#### [What to do]
Omit every picture and return the rest of the data unaltered.
Start Material for the task
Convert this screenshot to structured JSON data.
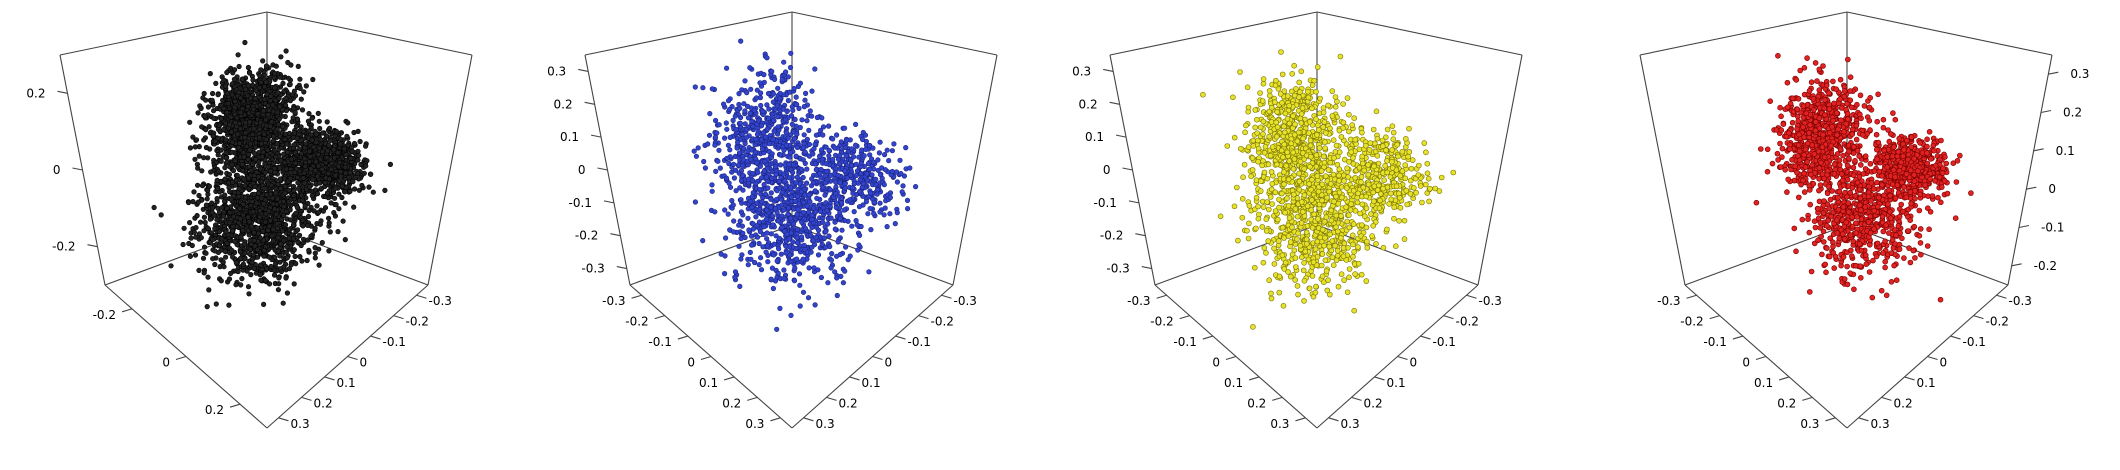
{
  "chart_data": [
    {
      "type": "scatter",
      "projection": "3d",
      "point_color": "#222222",
      "point_edge": "#000000",
      "axes": {
        "z_ticks": [
          "0.2",
          "0",
          "-0.2"
        ],
        "x_ticks": [
          "-0.2",
          "0",
          "0.2"
        ],
        "y_ticks": [
          "-0.3",
          "-0.2",
          "-0.1",
          "0",
          "0.1",
          "0.2",
          "0.3"
        ]
      },
      "clusters": [
        {
          "x": -0.06,
          "y": 0.0,
          "z": 0.18,
          "sx": 0.05,
          "sy": 0.07,
          "sz": 0.07,
          "n": 1300
        },
        {
          "x": -0.02,
          "y": 0.02,
          "z": -0.1,
          "sx": 0.08,
          "sy": 0.09,
          "sz": 0.09,
          "n": 1300
        },
        {
          "x": 0.1,
          "y": -0.12,
          "z": 0.07,
          "sx": 0.07,
          "sy": 0.05,
          "sz": 0.04,
          "n": 900
        }
      ]
    },
    {
      "type": "scatter",
      "projection": "3d",
      "point_color": "#3344cc",
      "point_edge": "#1a237e",
      "axes": {
        "z_ticks": [
          "0.3",
          "0.2",
          "0.1",
          "0",
          "-0.1",
          "-0.2",
          "-0.3"
        ],
        "x_ticks": [
          "-0.3",
          "-0.2",
          "-0.1",
          "0",
          "0.1",
          "0.2",
          "0.3"
        ],
        "y_ticks": [
          "-0.3",
          "-0.2",
          "-0.1",
          "0",
          "0.1",
          "0.2",
          "0.3"
        ]
      },
      "clusters": [
        {
          "x": -0.08,
          "y": 0.02,
          "z": 0.12,
          "sx": 0.07,
          "sy": 0.08,
          "sz": 0.1,
          "n": 600
        },
        {
          "x": 0.0,
          "y": 0.0,
          "z": -0.12,
          "sx": 0.09,
          "sy": 0.09,
          "sz": 0.09,
          "n": 600
        },
        {
          "x": 0.14,
          "y": -0.12,
          "z": 0.04,
          "sx": 0.08,
          "sy": 0.06,
          "sz": 0.06,
          "n": 350
        }
      ]
    },
    {
      "type": "scatter",
      "projection": "3d",
      "point_color": "#e6e22a",
      "point_edge": "#7a7400",
      "axes": {
        "z_ticks": [
          "0.3",
          "0.2",
          "0.1",
          "0",
          "-0.1",
          "-0.2",
          "-0.3"
        ],
        "x_ticks": [
          "-0.3",
          "-0.2",
          "-0.1",
          "0",
          "0.1",
          "0.2",
          "0.3"
        ],
        "y_ticks": [
          "-0.3",
          "-0.2",
          "-0.1",
          "0",
          "0.1",
          "0.2",
          "0.3"
        ]
      },
      "clusters": [
        {
          "x": -0.08,
          "y": 0.02,
          "z": 0.12,
          "sx": 0.07,
          "sy": 0.08,
          "sz": 0.1,
          "n": 600
        },
        {
          "x": 0.0,
          "y": 0.0,
          "z": -0.12,
          "sx": 0.09,
          "sy": 0.09,
          "sz": 0.09,
          "n": 600
        },
        {
          "x": 0.14,
          "y": -0.12,
          "z": 0.04,
          "sx": 0.08,
          "sy": 0.06,
          "sz": 0.06,
          "n": 350
        }
      ]
    },
    {
      "type": "scatter",
      "projection": "3d",
      "point_color": "#e02222",
      "point_edge": "#7a0000",
      "axes": {
        "z_ticks": [
          "0.3",
          "0.2",
          "0.1",
          "0",
          "-0.1",
          "-0.2"
        ],
        "x_ticks": [
          "-0.3",
          "-0.2",
          "-0.1",
          "0",
          "0.1",
          "0.2",
          "0.3"
        ],
        "y_ticks": [
          "-0.3",
          "-0.2",
          "-0.1",
          "0",
          "0.1",
          "0.2",
          "0.3"
        ]
      },
      "clusters": [
        {
          "x": -0.08,
          "y": 0.02,
          "z": 0.14,
          "sx": 0.06,
          "sy": 0.07,
          "sz": 0.08,
          "n": 700
        },
        {
          "x": 0.02,
          "y": -0.04,
          "z": -0.1,
          "sx": 0.08,
          "sy": 0.08,
          "sz": 0.08,
          "n": 600
        },
        {
          "x": 0.12,
          "y": -0.14,
          "z": 0.05,
          "sx": 0.06,
          "sy": 0.05,
          "sz": 0.04,
          "n": 500
        }
      ]
    }
  ]
}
End Material for the task
#### [Right answer]
Convert this screenshot to structured JSON data.
{
  "chart_data": [
    {
      "type": "scatter",
      "projection": "3d",
      "point_color": "#222222",
      "point_edge": "#000000",
      "axes": {
        "z_ticks": [
          "0.2",
          "0",
          "-0.2"
        ],
        "x_ticks": [
          "-0.2",
          "0",
          "0.2"
        ],
        "y_ticks": [
          "-0.3",
          "-0.2",
          "-0.1",
          "0",
          "0.1",
          "0.2",
          "0.3"
        ]
      },
      "clusters": [
        {
          "x": -0.06,
          "y": 0.0,
          "z": 0.18,
          "sx": 0.05,
          "sy": 0.07,
          "sz": 0.07,
          "n": 1300
        },
        {
          "x": -0.02,
          "y": 0.02,
          "z": -0.1,
          "sx": 0.08,
          "sy": 0.09,
          "sz": 0.09,
          "n": 1300
        },
        {
          "x": 0.1,
          "y": -0.12,
          "z": 0.07,
          "sx": 0.07,
          "sy": 0.05,
          "sz": 0.04,
          "n": 900
        }
      ]
    },
    {
      "type": "scatter",
      "projection": "3d",
      "point_color": "#3344cc",
      "point_edge": "#1a237e",
      "axes": {
        "z_ticks": [
          "0.3",
          "0.2",
          "0.1",
          "0",
          "-0.1",
          "-0.2",
          "-0.3"
        ],
        "x_ticks": [
          "-0.3",
          "-0.2",
          "-0.1",
          "0",
          "0.1",
          "0.2",
          "0.3"
        ],
        "y_ticks": [
          "-0.3",
          "-0.2",
          "-0.1",
          "0",
          "0.1",
          "0.2",
          "0.3"
        ]
      },
      "clusters": [
        {
          "x": -0.08,
          "y": 0.02,
          "z": 0.12,
          "sx": 0.07,
          "sy": 0.08,
          "sz": 0.1,
          "n": 600
        },
        {
          "x": 0.0,
          "y": 0.0,
          "z": -0.12,
          "sx": 0.09,
          "sy": 0.09,
          "sz": 0.09,
          "n": 600
        },
        {
          "x": 0.14,
          "y": -0.12,
          "z": 0.04,
          "sx": 0.08,
          "sy": 0.06,
          "sz": 0.06,
          "n": 350
        }
      ]
    },
    {
      "type": "scatter",
      "projection": "3d",
      "point_color": "#e6e22a",
      "point_edge": "#7a7400",
      "axes": {
        "z_ticks": [
          "0.3",
          "0.2",
          "0.1",
          "0",
          "-0.1",
          "-0.2",
          "-0.3"
        ],
        "x_ticks": [
          "-0.3",
          "-0.2",
          "-0.1",
          "0",
          "0.1",
          "0.2",
          "0.3"
        ],
        "y_ticks": [
          "-0.3",
          "-0.2",
          "-0.1",
          "0",
          "0.1",
          "0.2",
          "0.3"
        ]
      },
      "clusters": [
        {
          "x": -0.08,
          "y": 0.02,
          "z": 0.12,
          "sx": 0.07,
          "sy": 0.08,
          "sz": 0.1,
          "n": 600
        },
        {
          "x": 0.0,
          "y": 0.0,
          "z": -0.12,
          "sx": 0.09,
          "sy": 0.09,
          "sz": 0.09,
          "n": 600
        },
        {
          "x": 0.14,
          "y": -0.12,
          "z": 0.04,
          "sx": 0.08,
          "sy": 0.06,
          "sz": 0.06,
          "n": 350
        }
      ]
    },
    {
      "type": "scatter",
      "projection": "3d",
      "point_color": "#e02222",
      "point_edge": "#7a0000",
      "axes": {
        "z_ticks": [
          "0.3",
          "0.2",
          "0.1",
          "0",
          "-0.1",
          "-0.2"
        ],
        "x_ticks": [
          "-0.3",
          "-0.2",
          "-0.1",
          "0",
          "0.1",
          "0.2",
          "0.3"
        ],
        "y_ticks": [
          "-0.3",
          "-0.2",
          "-0.1",
          "0",
          "0.1",
          "0.2",
          "0.3"
        ]
      },
      "clusters": [
        {
          "x": -0.08,
          "y": 0.02,
          "z": 0.14,
          "sx": 0.06,
          "sy": 0.07,
          "sz": 0.08,
          "n": 700
        },
        {
          "x": 0.02,
          "y": -0.04,
          "z": -0.1,
          "sx": 0.08,
          "sy": 0.08,
          "sz": 0.08,
          "n": 600
        },
        {
          "x": 0.12,
          "y": -0.14,
          "z": 0.05,
          "sx": 0.06,
          "sy": 0.05,
          "sz": 0.04,
          "n": 500
        }
      ]
    }
  ]
}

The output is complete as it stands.